▼

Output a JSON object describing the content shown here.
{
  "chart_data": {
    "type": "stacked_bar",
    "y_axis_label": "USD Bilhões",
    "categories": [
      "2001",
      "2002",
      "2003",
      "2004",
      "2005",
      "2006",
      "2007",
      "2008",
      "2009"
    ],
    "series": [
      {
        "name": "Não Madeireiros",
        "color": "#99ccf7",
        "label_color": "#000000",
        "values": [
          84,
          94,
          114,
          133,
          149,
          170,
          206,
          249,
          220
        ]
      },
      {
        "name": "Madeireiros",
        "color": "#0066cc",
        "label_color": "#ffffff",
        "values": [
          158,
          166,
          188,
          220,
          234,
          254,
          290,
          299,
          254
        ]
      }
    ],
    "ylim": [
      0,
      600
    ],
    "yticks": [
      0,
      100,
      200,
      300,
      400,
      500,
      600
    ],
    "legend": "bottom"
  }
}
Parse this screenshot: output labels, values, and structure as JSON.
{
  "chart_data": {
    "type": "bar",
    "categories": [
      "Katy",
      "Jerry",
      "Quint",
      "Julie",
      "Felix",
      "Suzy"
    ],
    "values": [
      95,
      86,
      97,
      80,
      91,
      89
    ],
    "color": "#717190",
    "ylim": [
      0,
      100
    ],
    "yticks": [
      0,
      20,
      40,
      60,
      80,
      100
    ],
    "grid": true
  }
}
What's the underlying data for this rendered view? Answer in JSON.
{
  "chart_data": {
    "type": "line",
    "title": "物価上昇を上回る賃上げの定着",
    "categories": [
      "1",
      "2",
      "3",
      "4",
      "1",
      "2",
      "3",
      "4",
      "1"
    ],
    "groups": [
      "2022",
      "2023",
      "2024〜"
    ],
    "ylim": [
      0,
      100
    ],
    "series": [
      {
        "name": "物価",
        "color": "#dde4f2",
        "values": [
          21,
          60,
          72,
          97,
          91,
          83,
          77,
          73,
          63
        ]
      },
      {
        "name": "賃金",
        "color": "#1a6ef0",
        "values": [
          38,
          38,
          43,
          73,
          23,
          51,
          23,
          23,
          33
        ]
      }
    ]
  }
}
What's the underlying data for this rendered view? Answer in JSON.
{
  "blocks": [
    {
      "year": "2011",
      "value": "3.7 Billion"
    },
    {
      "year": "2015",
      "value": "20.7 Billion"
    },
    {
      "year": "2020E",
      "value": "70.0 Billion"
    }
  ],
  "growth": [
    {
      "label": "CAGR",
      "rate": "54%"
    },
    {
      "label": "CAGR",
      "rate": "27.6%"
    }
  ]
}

▲

Print exactly the lines above, starting at the line that contains "Parse this screenshot: output" and ending with the last line of the records, both included.

The completed task:
Parse this screenshot: output labels, values, and structure as JSON.
{
  "chart_data": {
    "type": "bar",
    "categories": [
      "Katy",
      "Jerry",
      "Quint",
      "Julie",
      "Felix",
      "Suzy"
    ],
    "values": [
      95,
      86,
      97,
      80,
      91,
      89
    ],
    "color": "#717190",
    "ylim": [
      0,
      100
    ],
    "yticks": [
      0,
      20,
      40,
      60,
      80,
      100
    ],
    "grid": true
  }
}
What's the underlying data for this rendered view? Answer in JSON.
{
  "chart_data": {
    "type": "line",
    "title": "物価上昇を上回る賃上げの定着",
    "categories": [
      "1",
      "2",
      "3",
      "4",
      "1",
      "2",
      "3",
      "4",
      "1"
    ],
    "groups": [
      "2022",
      "2023",
      "2024〜"
    ],
    "ylim": [
      0,
      100
    ],
    "series": [
      {
        "name": "物価",
        "color": "#dde4f2",
        "values": [
          21,
          60,
          72,
          97,
          91,
          83,
          77,
          73,
          63
        ]
      },
      {
        "name": "賃金",
        "color": "#1a6ef0",
        "values": [
          38,
          38,
          43,
          73,
          23,
          51,
          23,
          23,
          33
        ]
      }
    ]
  }
}
What's the underlying data for this rendered view? Answer in JSON.
{
  "blocks": [
    {
      "year": "2011",
      "value": "3.7 Billion"
    },
    {
      "year": "2015",
      "value": "20.7 Billion"
    },
    {
      "year": "2020E",
      "value": "70.0 Billion"
    }
  ],
  "growth": [
    {
      "label": "CAGR",
      "rate": "54%"
    },
    {
      "label": "CAGR",
      "rate": "27.6%"
    }
  ]
}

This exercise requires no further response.